--- Instruction ---
Go through the listing below and list every line with "clignement".

====== Records provided ======

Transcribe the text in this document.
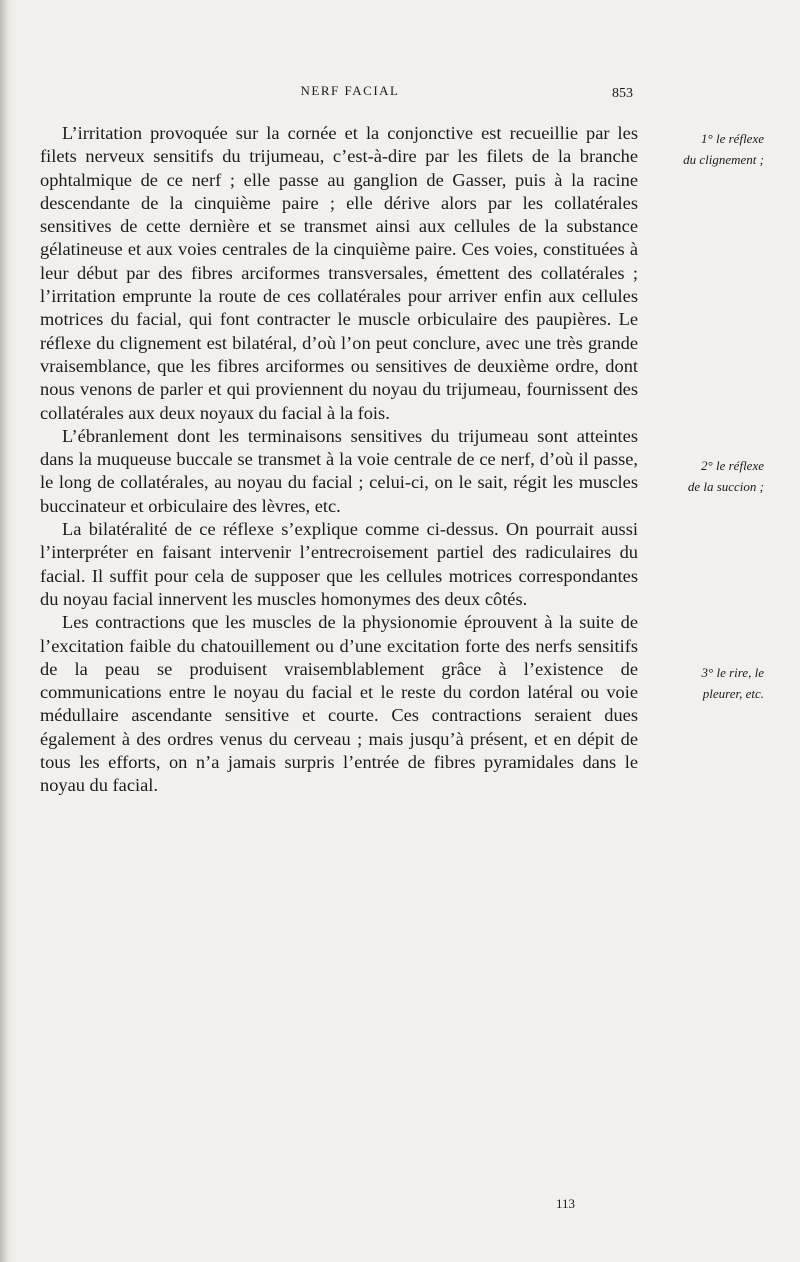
NERF FACIAL	853

L’irritation provoquée sur la cornée et la conjonctive est recueillie par les filets nerveux sensitifs du trijumeau, c’est-à-dire par les filets de la branche ophtalmique de ce nerf ; elle passe au ganglion de Gasser, puis à la racine descendante de la cinquième paire ; elle dérive alors par les collatérales sensitives de cette dernière et se transmet ainsi aux cellules de la substance gélatineuse et aux voies centrales de la cinquième paire. Ces voies, constituées à leur début par des fibres arciformes transversales, émettent des collatérales ; l’irritation emprunte la route de ces collatérales pour arriver enfin aux cellules motrices du facial, qui font contracter le muscle orbiculaire des paupières. Le réflexe du clignement est bilatéral, d’où l’on peut conclure, avec une très grande vraisemblance, que les fibres arciformes ou sensitives de deuxième ordre, dont nous venons de parler et qui proviennent du noyau du trijumeau, fournissent des collatérales aux deux noyaux du facial à la fois.

L’ébranlement dont les terminaisons sensitives du trijumeau sont atteintes dans la muqueuse buccale se transmet à la voie centrale de ce nerf, d’où il passe, le long de collatérales, au noyau du facial ; celui-ci, on le sait, régit les muscles buccinateur et orbiculaire des lèvres, etc.

La bilatéralité de ce réflexe s’explique comme ci-dessus. On pourrait aussi l’interpréter en faisant intervenir l’entrecroisement partiel des radiculaires du facial. Il suffit pour cela de supposer que les cellules motrices correspondantes du noyau facial innervent les muscles homonymes des deux côtés.

Les contractions que les muscles de la physionomie éprouvent à la suite de l’excitation faible du chatouillement ou d’une excitation forte des nerfs sensitifs de la peau se produisent vraisemblablement grâce à l’existence de communications entre le noyau du facial et le reste du cordon latéral ou voie médullaire ascendante sensitive et courte. Ces contractions seraient dues également à des ordres venus du cerveau ; mais jusqu’à présent, et en dépit de tous les efforts, on n’a jamais surpris l’entrée de fibres pyramidales dans le noyau du facial.

1° le réflexe
du clignement ;
2° le réflexe
de la succion ;
3° le rire, le
pleurer, etc.
113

======

--- Expected answer ---
L’irritation provoquée sur la cornée et la conjonctive est recueillie par les filets nerveux sensitifs du trijumeau, c’est-à-dire par les filets de la branche ophtalmique de ce nerf ; elle passe au ganglion de Gasser, puis à la racine descendante de la cinquième paire ; elle dérive alors par les collatérales sensitives de cette dernière et se transmet ainsi aux cellules de la substance gélatineuse et aux voies centrales de la cinquième paire. Ces voies, constituées à leur début par des fibres arciformes transversales, émettent des collatérales ; l’irritation emprunte la route de ces collatérales pour arriver enfin aux cellules motrices du facial, qui font contracter le muscle orbiculaire des paupières. Le réflexe du clignement est bilatéral, d’où l’on peut conclure, avec une très grande vraisemblance, que les fibres arciformes ou sensitives de deuxième ordre, dont nous venons de parler et qui proviennent du noyau du trijumeau, fournissent des collatérales aux deux noyaux du facial à la fois.
du clignement ;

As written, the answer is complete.